-- WHAT THE TASK REQUIRES --
Below are the records; reproduce all of them exactly but without any images.

-- DATA SUPPLIED --

"""

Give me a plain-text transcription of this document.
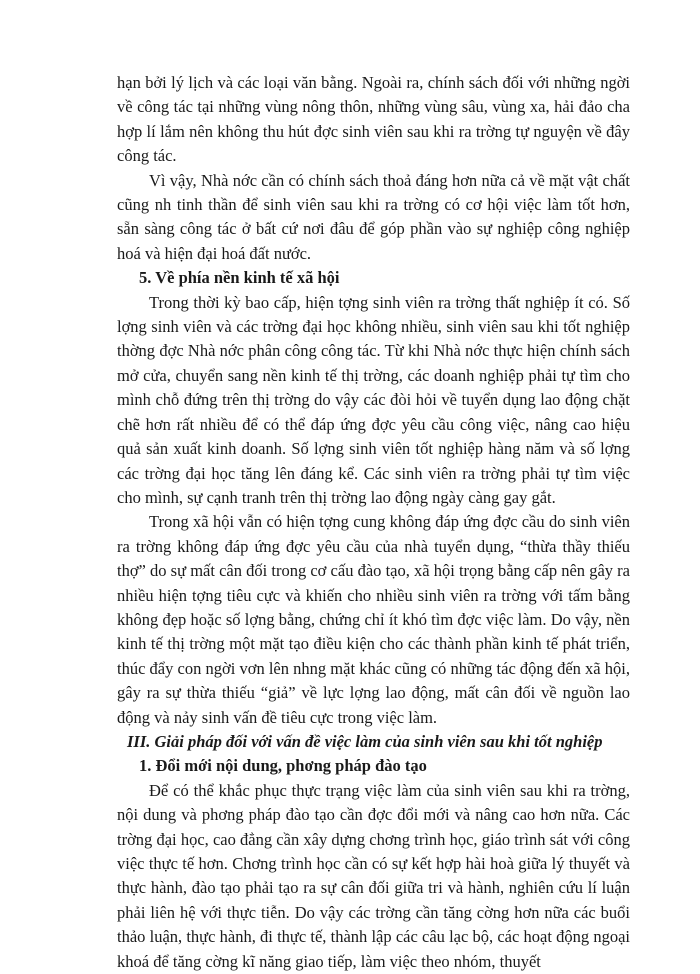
hạn bởi lý lịch và các loại văn bằng. Ngoài ra, chính sách đối với những ngời về công tác tại những vùng nông thôn, những vùng sâu, vùng xa, hải đảo cha hợp lí lắm nên không thu hút đợc sinh viên sau khi ra trờng tự nguyện về đây công tác.

Vì vậy, Nhà nớc cần có chính sách thoả đáng hơn nữa cả về mặt vật chất cũng nh tinh thần để sinh viên sau khi ra trờng có cơ hội việc làm tốt hơn, sẵn sàng công tác ở bất cứ nơi đâu để góp phần vào sự nghiệp công nghiệp hoá và hiện đại hoá đất nước.

5. Về phía nền kinh tế xã hội

Trong thời kỳ bao cấp, hiện tợng sinh viên ra trờng thất nghiệp ít có. Số lợng sinh viên và các trờng đại học không nhiều, sinh viên sau khi tốt nghiệp thờng đợc Nhà nớc phân công công tác. Từ khi Nhà nớc thực hiện chính sách mở cửa, chuyển sang nền kinh tế thị trờng, các doanh nghiệp phải tự tìm cho mình chỗ đứng trên thị trờng do vậy các đòi hỏi về tuyển dụng lao động chặt chẽ hơn rất nhiều để có thể đáp ứng đợc yêu cầu công việc, nâng cao hiệu quả sản xuất kinh doanh. Số lợng sinh viên tốt nghiệp hàng năm và số lợng các trờng đại học tăng lên đáng kể. Các sinh viên ra trờng phải tự tìm việc cho mình, sự cạnh tranh trên thị trờng lao động ngày càng gay gắt.

Trong xã hội vẫn có hiện tợng cung không đáp ứng đợc cầu do sinh viên ra trờng không đáp ứng đợc yêu cầu của nhà tuyển dụng, “thừa thầy thiếu thợ” do sự mất cân đối trong cơ cấu đào tạo, xã hội trọng bằng cấp nên gây ra nhiều hiện tợng tiêu cực và khiến cho nhiều sinh viên ra trờng với tấm bằng không đẹp hoặc số lợng bằng, chứng chỉ ít khó tìm đợc việc làm. Do vậy, nền kinh tế thị trờng một mặt tạo điều kiện cho các thành phần kinh tế phát triển, thúc đẩy con ngời vơn lên nhng mặt khác cũng có những tác động đến xã hội, gây ra sự thừa thiếu “giả” về lực lợng lao động, mất cân đối về nguồn lao động và nảy sinh vấn đề tiêu cực trong việc làm.

III. Giải pháp đối với vấn đề việc làm của sinh viên sau khi tốt nghiệp

1. Đổi mới nội dung, phơng pháp đào tạo

Để có thể khắc phục thực trạng việc làm của sinh viên sau khi ra trờng, nội dung và phơng pháp đào tạo cần đợc đổi mới và nâng cao hơn nữa. Các trờng đại học, cao đẳng cần xây dựng chơng trình học, giáo trình sát với công việc thực tế hơn. Chơng trình học cần có sự kết hợp hài hoà giữa lý thuyết và thực hành, đào tạo phải tạo ra sự cân đối giữa tri và hành, nghiên cứu lí luận phải liên hệ với thực tiễn. Do vậy các trờng cần tăng cờng hơn nữa các buổi thảo luận, thực hành, đi thực tế, thành lập các câu lạc bộ, các hoạt động ngoại khoá để tăng cờng kĩ năng giao tiếp, làm việc theo nhóm, thuyết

"""

-- OUTPUT FOR THIS TASK --
Give me a plain-text transcription of this document.
hạn bởi lý lịch và các loại văn bằng. Ngoài ra, chính sách đối với những ngời về công tác tại những vùng nông thôn, những vùng sâu, vùng xa, hải đảo cha hợp lí lắm nên không thu hút đợc sinh viên sau khi ra trờng tự nguyện về đây công tác.

Vì vậy, Nhà nớc cần có chính sách thoả đáng hơn nữa cả về mặt vật chất cũng nh tinh thần để sinh viên sau khi ra trờng có cơ hội việc làm tốt hơn, sẵn sàng công tác ở bất cứ nơi đâu để góp phần vào sự nghiệp công nghiệp hoá và hiện đại hoá đất nước.

5. Về phía nền kinh tế xã hội

Trong thời kỳ bao cấp, hiện tợng sinh viên ra trờng thất nghiệp ít có. Số lợng sinh viên và các trờng đại học không nhiều, sinh viên sau khi tốt nghiệp thờng đợc Nhà nớc phân công công tác. Từ khi Nhà nớc thực hiện chính sách mở cửa, chuyển sang nền kinh tế thị trờng, các doanh nghiệp phải tự tìm cho mình chỗ đứng trên thị trờng do vậy các đòi hỏi về tuyển dụng lao động chặt chẽ hơn rất nhiều để có thể đáp ứng đợc yêu cầu công việc, nâng cao hiệu quả sản xuất kinh doanh. Số lợng sinh viên tốt nghiệp hàng năm và số lợng các trờng đại học tăng lên đáng kể. Các sinh viên ra trờng phải tự tìm việc cho mình, sự cạnh tranh trên thị trờng lao động ngày càng gay gắt.

Trong xã hội vẫn có hiện tợng cung không đáp ứng đợc cầu do sinh viên ra trờng không đáp ứng đợc yêu cầu của nhà tuyển dụng, “thừa thầy thiếu thợ” do sự mất cân đối trong cơ cấu đào tạo, xã hội trọng bằng cấp nên gây ra nhiều hiện tợng tiêu cực và khiến cho nhiều sinh viên ra trờng với tấm bằng không đẹp hoặc số lợng bằng, chứng chỉ ít khó tìm đợc việc làm. Do vậy, nền kinh tế thị trờng một mặt tạo điều kiện cho các thành phần kinh tế phát triển, thúc đẩy con ngời vơn lên nhng mặt khác cũng có những tác động đến xã hội, gây ra sự thừa thiếu “giả” về lực lợng lao động, mất cân đối về nguồn lao động và nảy sinh vấn đề tiêu cực trong việc làm.

III. Giải pháp đối với vấn đề việc làm của sinh viên sau khi tốt nghiệp

1. Đổi mới nội dung, phơng pháp đào tạo

Để có thể khắc phục thực trạng việc làm của sinh viên sau khi ra trờng, nội dung và phơng pháp đào tạo cần đợc đổi mới và nâng cao hơn nữa. Các trờng đại học, cao đẳng cần xây dựng chơng trình học, giáo trình sát với công việc thực tế hơn. Chơng trình học cần có sự kết hợp hài hoà giữa lý thuyết và thực hành, đào tạo phải tạo ra sự cân đối giữa tri và hành, nghiên cứu lí luận phải liên hệ với thực tiễn. Do vậy các trờng cần tăng cờng hơn nữa các buổi thảo luận, thực hành, đi thực tế, thành lập các câu lạc bộ, các hoạt động ngoại khoá để tăng cờng kĩ năng giao tiếp, làm việc theo nhóm, thuyết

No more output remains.